• Challenge:
State how many lines hold the word "marker", with no other words.

---------- Given data ----------

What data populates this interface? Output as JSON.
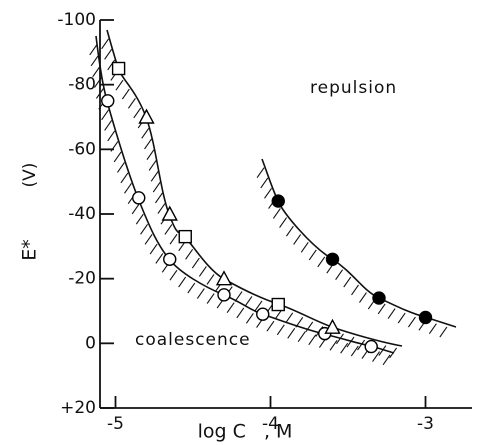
{
  "chart_data": {
    "type": "scatter",
    "xlabel": "log C   , M",
    "ylabel": "E*",
    "ylabel_unit": "(V)",
    "annotations": [
      "repulsion",
      "coalescence"
    ],
    "xlim": [
      -5.1,
      -2.7
    ],
    "ylim": [
      20,
      -100
    ],
    "xticks": [
      -5,
      -4,
      -3
    ],
    "yticks": [
      -100,
      -80,
      -60,
      -40,
      -20,
      0,
      {
        "value": 20,
        "label": "+20"
      }
    ],
    "color": "#000000",
    "series": [
      {
        "marker": "circle",
        "filled": false,
        "x": [
          -5.05,
          -4.85,
          -4.65,
          -4.3,
          -4.05,
          -3.65,
          -3.35
        ],
        "values": [
          -75,
          -45,
          -26,
          -15,
          -9,
          -3,
          1
        ]
      },
      {
        "marker": "square",
        "filled": false,
        "x": [
          -4.98,
          -4.55,
          -3.95
        ],
        "values": [
          -85,
          -33,
          -12
        ]
      },
      {
        "marker": "triangle",
        "filled": false,
        "x": [
          -4.8,
          -4.65,
          -4.3,
          -3.6
        ],
        "values": [
          -70,
          -40,
          -20,
          -5
        ]
      },
      {
        "marker": "circle",
        "filled": true,
        "x": [
          -3.95,
          -3.6,
          -3.3,
          -3.0
        ],
        "values": [
          -44,
          -26,
          -14,
          -8
        ]
      }
    ]
  }
}
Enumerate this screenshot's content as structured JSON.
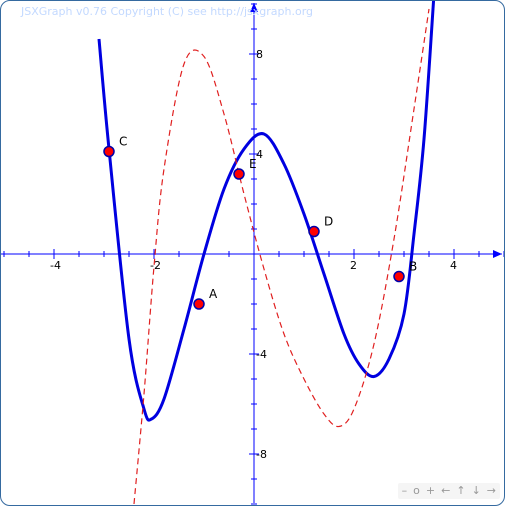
{
  "copyright": "JSXGraph v0.76 Copyright (C) see http://jsxgraph.org",
  "navbar": {
    "zoom_out": "–",
    "zoom_reset": "o",
    "zoom_in": "+",
    "left": "←",
    "up": "↑",
    "down": "↓",
    "right": "→"
  },
  "colors": {
    "axis": "#0000ff",
    "curve": "#0000e0",
    "derivative": "#e02020",
    "point_fill": "#ff0000",
    "point_stroke": "#0000aa",
    "border": "#356aa0"
  },
  "axes": {
    "x_ticks": [
      {
        "value": -4,
        "label": "-4"
      },
      {
        "value": -2,
        "label": "-2"
      },
      {
        "value": 2,
        "label": "2"
      },
      {
        "value": 4,
        "label": "4"
      }
    ],
    "y_ticks": [
      {
        "value": 8,
        "label": "8"
      },
      {
        "value": 4,
        "label": "4"
      },
      {
        "value": -4,
        "label": "-4"
      },
      {
        "value": -8,
        "label": "-8"
      }
    ]
  },
  "chart_data": {
    "type": "line",
    "xlim": [
      -5.04,
      5.04
    ],
    "ylim": [
      -10.1,
      10.1
    ],
    "grid": false,
    "series": [
      {
        "style": "solid",
        "color": "#0000e0",
        "points": [
          [
            -3.1,
            8.6
          ],
          [
            -2.9,
            4.2
          ],
          [
            -2.5,
            -3.4
          ],
          [
            -2.2,
            -6.2
          ],
          [
            -2.05,
            -6.6
          ],
          [
            -1.8,
            -5.8
          ],
          [
            -1.4,
            -3.0
          ],
          [
            -1.0,
            0.0
          ],
          [
            -0.6,
            2.6
          ],
          [
            -0.2,
            4.2
          ],
          [
            0.2,
            4.8
          ],
          [
            0.6,
            3.6
          ],
          [
            1.0,
            1.6
          ],
          [
            1.4,
            -0.8
          ],
          [
            1.8,
            -3.2
          ],
          [
            2.1,
            -4.4
          ],
          [
            2.4,
            -4.9
          ],
          [
            2.7,
            -4.2
          ],
          [
            3.0,
            -2.4
          ],
          [
            3.2,
            0.8
          ],
          [
            3.4,
            4.6
          ],
          [
            3.6,
            10.4
          ]
        ]
      },
      {
        "style": "dashed",
        "color": "#e02020",
        "points": [
          [
            -2.4,
            -10.0
          ],
          [
            -2.2,
            -5.6
          ],
          [
            -2.0,
            -0.5
          ],
          [
            -1.8,
            3.4
          ],
          [
            -1.4,
            7.6
          ],
          [
            -1.0,
            7.9
          ],
          [
            -0.6,
            5.6
          ],
          [
            -0.2,
            2.4
          ],
          [
            0.2,
            -0.6
          ],
          [
            0.6,
            -3.2
          ],
          [
            1.0,
            -5.0
          ],
          [
            1.4,
            -6.4
          ],
          [
            1.7,
            -6.9
          ],
          [
            2.0,
            -6.2
          ],
          [
            2.4,
            -3.6
          ],
          [
            2.8,
            0.6
          ],
          [
            3.2,
            5.8
          ],
          [
            3.5,
            9.8
          ]
        ]
      }
    ],
    "points": [
      {
        "name": "C",
        "x": -2.9,
        "y": 4.1
      },
      {
        "name": "E",
        "x": -0.3,
        "y": 3.2
      },
      {
        "name": "D",
        "x": 1.2,
        "y": 0.9
      },
      {
        "name": "A",
        "x": -1.1,
        "y": -2.0
      },
      {
        "name": "B",
        "x": 2.9,
        "y": -0.9
      }
    ]
  }
}
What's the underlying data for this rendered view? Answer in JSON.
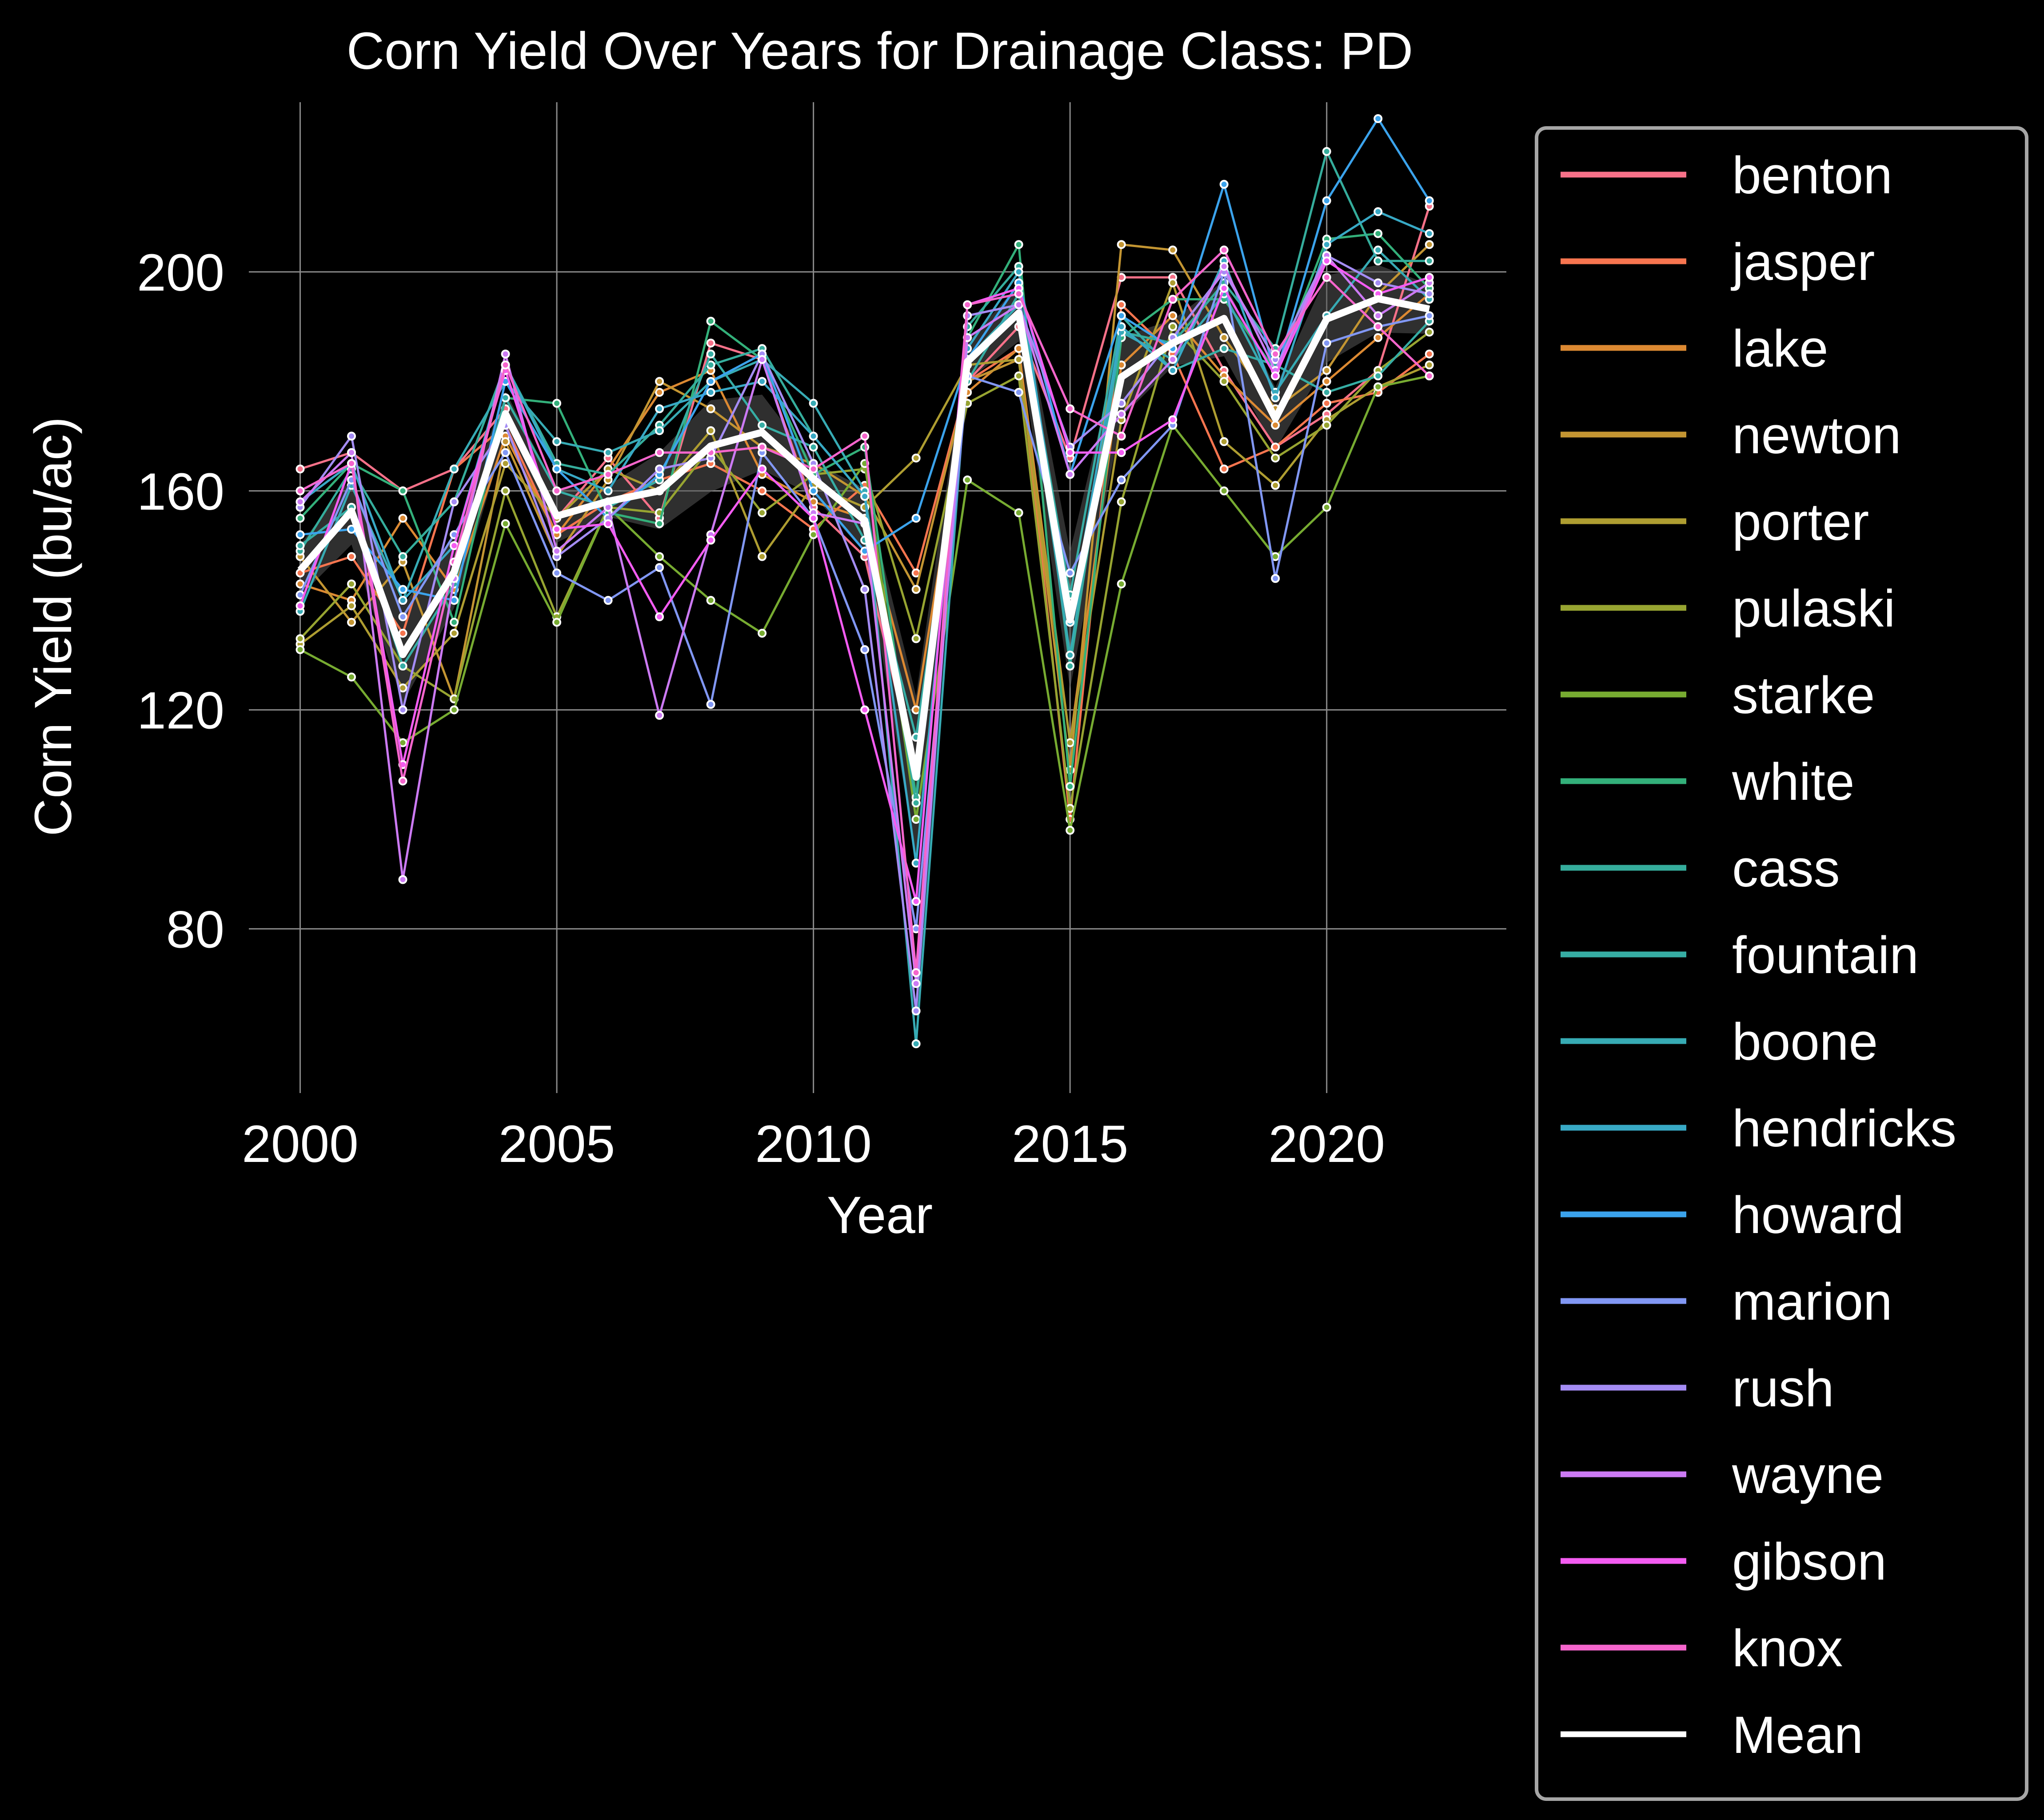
{
  "chart_data": {
    "type": "line",
    "title": "Corn Yield Over Years for Drainage Class: PD",
    "xlabel": "Year",
    "ylabel": "Corn Yield (bu/ac)",
    "xlim": [
      1999,
      2023.5
    ],
    "ylim": [
      50,
      231
    ],
    "xticks": [
      2000,
      2005,
      2010,
      2015,
      2020
    ],
    "yticks": [
      80,
      120,
      160,
      200
    ],
    "grid": true,
    "legend_position": "outside-right",
    "x": [
      2000,
      2001,
      2002,
      2003,
      2004,
      2005,
      2006,
      2007,
      2008,
      2009,
      2010,
      2011,
      2012,
      2013,
      2014,
      2015,
      2016,
      2017,
      2018,
      2019,
      2020,
      2021,
      2022
    ],
    "series": [
      {
        "name": "benton",
        "color": "#f77189",
        "values": [
          164,
          167,
          160,
          164,
          175,
          155,
          166,
          155,
          187,
          184,
          157,
          148,
          108,
          180,
          190,
          166,
          199,
          199,
          182,
          168,
          174,
          182,
          212
        ]
      },
      {
        "name": "jasper",
        "color": "#f7754f",
        "values": [
          145,
          148,
          134,
          164,
          172,
          152,
          158,
          162,
          165,
          160,
          153,
          161,
          145,
          180,
          186,
          100,
          194,
          185,
          164,
          168,
          176,
          178,
          185
        ]
      },
      {
        "name": "lake",
        "color": "#dc8932",
        "values": [
          143,
          140,
          155,
          142,
          170,
          152,
          164,
          178,
          182,
          163,
          158,
          155,
          120,
          178,
          186,
          114,
          183,
          192,
          181,
          172,
          180,
          188,
          196
        ]
      },
      {
        "name": "newton",
        "color": "#c39532",
        "values": [
          148,
          136,
          147,
          122,
          169,
          148,
          162,
          180,
          175,
          168,
          165,
          159,
          142,
          180,
          184,
          109,
          205,
          204,
          188,
          175,
          182,
          196,
          205
        ]
      },
      {
        "name": "porter",
        "color": "#ae9d31",
        "values": [
          132,
          139,
          124,
          134,
          165,
          155,
          164,
          160,
          171,
          148,
          161,
          157,
          166,
          183,
          184,
          114,
          173,
          198,
          169,
          161,
          173,
          179,
          183
        ]
      },
      {
        "name": "pulaski",
        "color": "#97a431",
        "values": [
          133,
          143,
          128,
          122,
          160,
          137,
          157,
          156,
          168,
          156,
          163,
          164,
          133,
          176,
          181,
          102,
          158,
          190,
          180,
          166,
          172,
          182,
          189
        ]
      },
      {
        "name": "starke",
        "color": "#77ab31",
        "values": [
          131,
          126,
          114,
          120,
          154,
          136,
          157,
          148,
          140,
          134,
          152,
          165,
          100,
          162,
          156,
          98,
          143,
          172,
          160,
          148,
          157,
          179,
          181
        ]
      },
      {
        "name": "white",
        "color": "#33b07a",
        "values": [
          155,
          165,
          160,
          136,
          177,
          176,
          156,
          154,
          191,
          184,
          163,
          168,
          104,
          188,
          205,
          106,
          188,
          195,
          195,
          182,
          206,
          207,
          197
        ]
      },
      {
        "name": "cass",
        "color": "#35ad9c",
        "values": [
          149,
          164,
          148,
          158,
          183,
          165,
          163,
          172,
          183,
          186,
          170,
          159,
          103,
          190,
          201,
          128,
          189,
          187,
          198,
          186,
          222,
          202,
          202
        ]
      },
      {
        "name": "fountain",
        "color": "#36ada4",
        "values": [
          150,
          157,
          128,
          143,
          177,
          160,
          157,
          162,
          185,
          172,
          168,
          151,
          115,
          180,
          196,
          141,
          192,
          182,
          186,
          183,
          178,
          181,
          191
        ]
      },
      {
        "name": "boone",
        "color": "#37abb4",
        "values": [
          138,
          161,
          140,
          164,
          180,
          169,
          167,
          171,
          180,
          184,
          176,
          160,
          59,
          184,
          194,
          130,
          189,
          184,
          196,
          178,
          192,
          204,
          195
        ]
      },
      {
        "name": "hendricks",
        "color": "#38a9c5",
        "values": [
          158,
          165,
          140,
          150,
          183,
          164,
          160,
          175,
          178,
          180,
          170,
          159,
          92,
          186,
          200,
          136,
          190,
          182,
          202,
          177,
          205,
          211,
          207
        ]
      },
      {
        "name": "howard",
        "color": "#3ba3ec",
        "values": [
          152,
          153,
          142,
          140,
          180,
          164,
          155,
          163,
          180,
          185,
          160,
          149,
          155,
          184,
          198,
          163,
          192,
          186,
          216,
          181,
          213,
          228,
          213
        ]
      },
      {
        "name": "marion",
        "color": "#8197f4",
        "values": [
          141,
          162,
          137,
          152,
          167,
          145,
          140,
          146,
          121,
          167,
          155,
          131,
          80,
          181,
          178,
          145,
          162,
          172,
          200,
          144,
          187,
          190,
          192
        ]
      },
      {
        "name": "rush",
        "color": "#a48cf4",
        "values": [
          157,
          170,
          120,
          158,
          172,
          148,
          155,
          164,
          166,
          185,
          165,
          142,
          65,
          192,
          194,
          168,
          176,
          188,
          200,
          184,
          203,
          198,
          196
        ]
      },
      {
        "name": "wayne",
        "color": "#cc7af4",
        "values": [
          158,
          167,
          89,
          144,
          185,
          149,
          157,
          119,
          152,
          184,
          156,
          154,
          70,
          188,
          194,
          163,
          174,
          184,
          201,
          182,
          203,
          192,
          198
        ]
      },
      {
        "name": "gibson",
        "color": "#f45cf2",
        "values": [
          139,
          165,
          110,
          150,
          182,
          153,
          154,
          137,
          151,
          164,
          155,
          120,
          85,
          194,
          197,
          167,
          167,
          173,
          197,
          181,
          202,
          196,
          199
        ]
      },
      {
        "name": "knox",
        "color": "#f565cc",
        "values": [
          160,
          165,
          107,
          147,
          183,
          160,
          163,
          167,
          167,
          168,
          164,
          170,
          72,
          194,
          196,
          175,
          170,
          195,
          204,
          185,
          199,
          190,
          181
        ]
      }
    ],
    "mean": {
      "name": "Mean",
      "color": "#ffffff",
      "values": [
        145.5,
        156.3,
        130.1,
        145.2,
        174.1,
        155.4,
        158.1,
        160.0,
        168.2,
        170.7,
        162.2,
        154.6,
        107.7,
        183.6,
        192.5,
        136.4,
        180.8,
        187.0,
        191.5,
        173.2,
        191.4,
        195.1,
        193.2
      ]
    },
    "legend_entries": [
      "benton",
      "jasper",
      "lake",
      "newton",
      "porter",
      "pulaski",
      "starke",
      "white",
      "cass",
      "fountain",
      "boone",
      "hendricks",
      "howard",
      "marion",
      "rush",
      "wayne",
      "gibson",
      "knox",
      "Mean"
    ]
  }
}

----------

• Task response:
4